>> Start DATA TO PROCESS

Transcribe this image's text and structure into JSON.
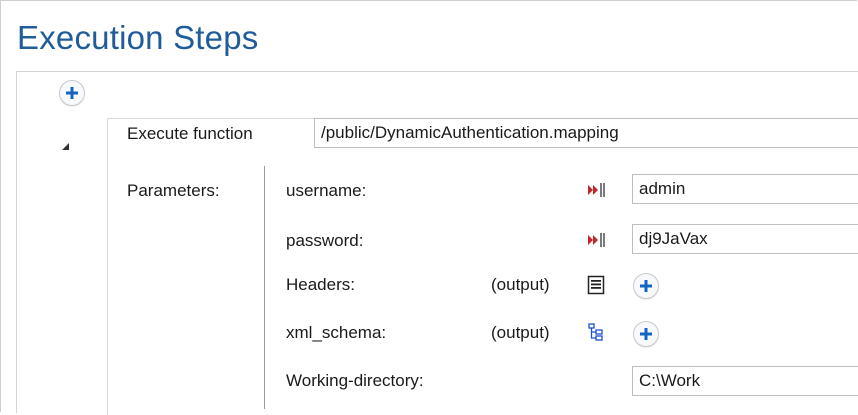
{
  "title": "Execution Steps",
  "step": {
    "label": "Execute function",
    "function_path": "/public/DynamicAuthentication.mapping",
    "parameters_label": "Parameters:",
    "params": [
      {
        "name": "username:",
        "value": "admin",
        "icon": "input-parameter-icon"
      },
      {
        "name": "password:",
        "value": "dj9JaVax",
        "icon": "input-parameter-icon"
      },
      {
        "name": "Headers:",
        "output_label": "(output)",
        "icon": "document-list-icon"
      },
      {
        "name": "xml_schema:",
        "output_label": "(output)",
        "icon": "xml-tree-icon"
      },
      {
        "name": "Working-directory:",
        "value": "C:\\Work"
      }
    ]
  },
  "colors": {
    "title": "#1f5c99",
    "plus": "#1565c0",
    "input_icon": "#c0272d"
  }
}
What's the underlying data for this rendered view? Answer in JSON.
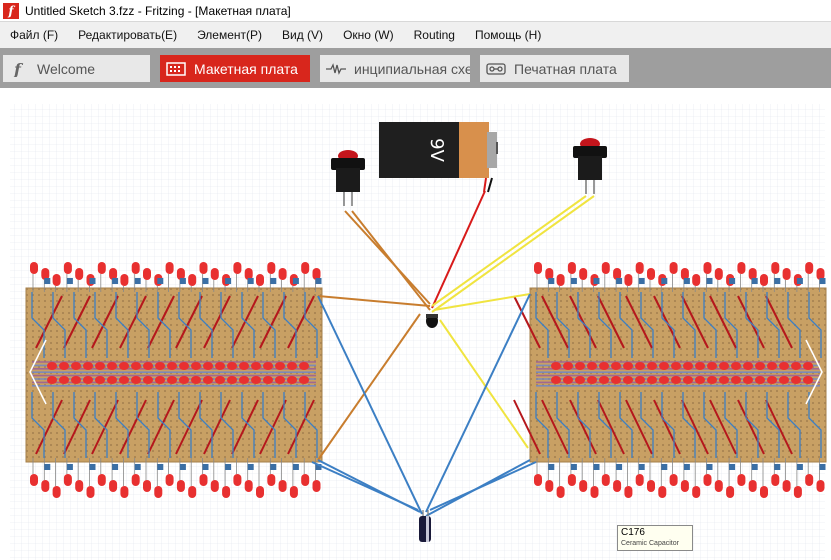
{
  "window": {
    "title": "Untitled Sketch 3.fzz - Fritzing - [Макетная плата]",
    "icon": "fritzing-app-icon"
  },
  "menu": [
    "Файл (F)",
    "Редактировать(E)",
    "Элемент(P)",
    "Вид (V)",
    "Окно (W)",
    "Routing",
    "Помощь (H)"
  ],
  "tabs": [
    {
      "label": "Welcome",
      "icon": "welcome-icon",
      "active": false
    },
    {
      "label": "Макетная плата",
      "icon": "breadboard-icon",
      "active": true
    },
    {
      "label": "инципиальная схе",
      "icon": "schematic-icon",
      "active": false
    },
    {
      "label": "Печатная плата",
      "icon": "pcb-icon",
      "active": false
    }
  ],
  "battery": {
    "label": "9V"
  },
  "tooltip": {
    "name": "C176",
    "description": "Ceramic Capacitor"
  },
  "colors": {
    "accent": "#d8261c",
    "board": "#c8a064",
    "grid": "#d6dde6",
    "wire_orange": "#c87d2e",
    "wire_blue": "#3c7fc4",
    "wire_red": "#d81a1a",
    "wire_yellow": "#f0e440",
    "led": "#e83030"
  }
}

>> End DATA TO PROCESS
>> Start DATA TO PROCESS

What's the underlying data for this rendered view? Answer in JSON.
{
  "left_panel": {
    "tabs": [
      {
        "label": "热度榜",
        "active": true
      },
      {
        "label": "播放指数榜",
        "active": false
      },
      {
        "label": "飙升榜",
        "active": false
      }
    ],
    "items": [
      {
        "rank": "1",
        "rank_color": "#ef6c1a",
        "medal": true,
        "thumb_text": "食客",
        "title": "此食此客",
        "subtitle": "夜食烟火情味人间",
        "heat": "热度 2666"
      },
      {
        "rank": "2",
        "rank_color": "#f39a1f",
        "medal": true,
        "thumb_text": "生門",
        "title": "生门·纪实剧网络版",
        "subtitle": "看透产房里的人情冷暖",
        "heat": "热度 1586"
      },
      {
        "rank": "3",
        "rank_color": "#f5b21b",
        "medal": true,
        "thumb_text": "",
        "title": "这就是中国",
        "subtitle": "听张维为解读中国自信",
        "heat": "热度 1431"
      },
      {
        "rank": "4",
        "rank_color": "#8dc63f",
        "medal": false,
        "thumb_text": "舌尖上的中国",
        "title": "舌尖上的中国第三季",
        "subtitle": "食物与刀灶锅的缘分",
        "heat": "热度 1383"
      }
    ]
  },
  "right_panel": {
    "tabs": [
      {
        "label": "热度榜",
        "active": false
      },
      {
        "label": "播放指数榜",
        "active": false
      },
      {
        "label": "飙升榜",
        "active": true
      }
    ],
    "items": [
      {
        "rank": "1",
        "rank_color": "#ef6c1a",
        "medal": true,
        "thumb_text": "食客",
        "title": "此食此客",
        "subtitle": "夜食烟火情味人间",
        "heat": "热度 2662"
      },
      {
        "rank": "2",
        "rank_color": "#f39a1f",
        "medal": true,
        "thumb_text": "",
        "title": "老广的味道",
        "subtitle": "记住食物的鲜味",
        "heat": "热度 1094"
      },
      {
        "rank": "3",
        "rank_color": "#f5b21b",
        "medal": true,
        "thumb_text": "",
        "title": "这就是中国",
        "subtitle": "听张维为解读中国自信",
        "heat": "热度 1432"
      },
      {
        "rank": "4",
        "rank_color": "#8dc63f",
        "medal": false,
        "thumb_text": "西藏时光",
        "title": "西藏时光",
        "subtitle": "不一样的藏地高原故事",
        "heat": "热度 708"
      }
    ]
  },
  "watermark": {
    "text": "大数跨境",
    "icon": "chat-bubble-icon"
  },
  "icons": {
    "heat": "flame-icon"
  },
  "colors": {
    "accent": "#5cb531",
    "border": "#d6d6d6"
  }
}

>> End DATA TO PROCESS

GIVEN EXERCISE: Report the number of lines of the listing above that hold the string "subtitle", with no other text.

OUTPUT FOR THIS TASK: 8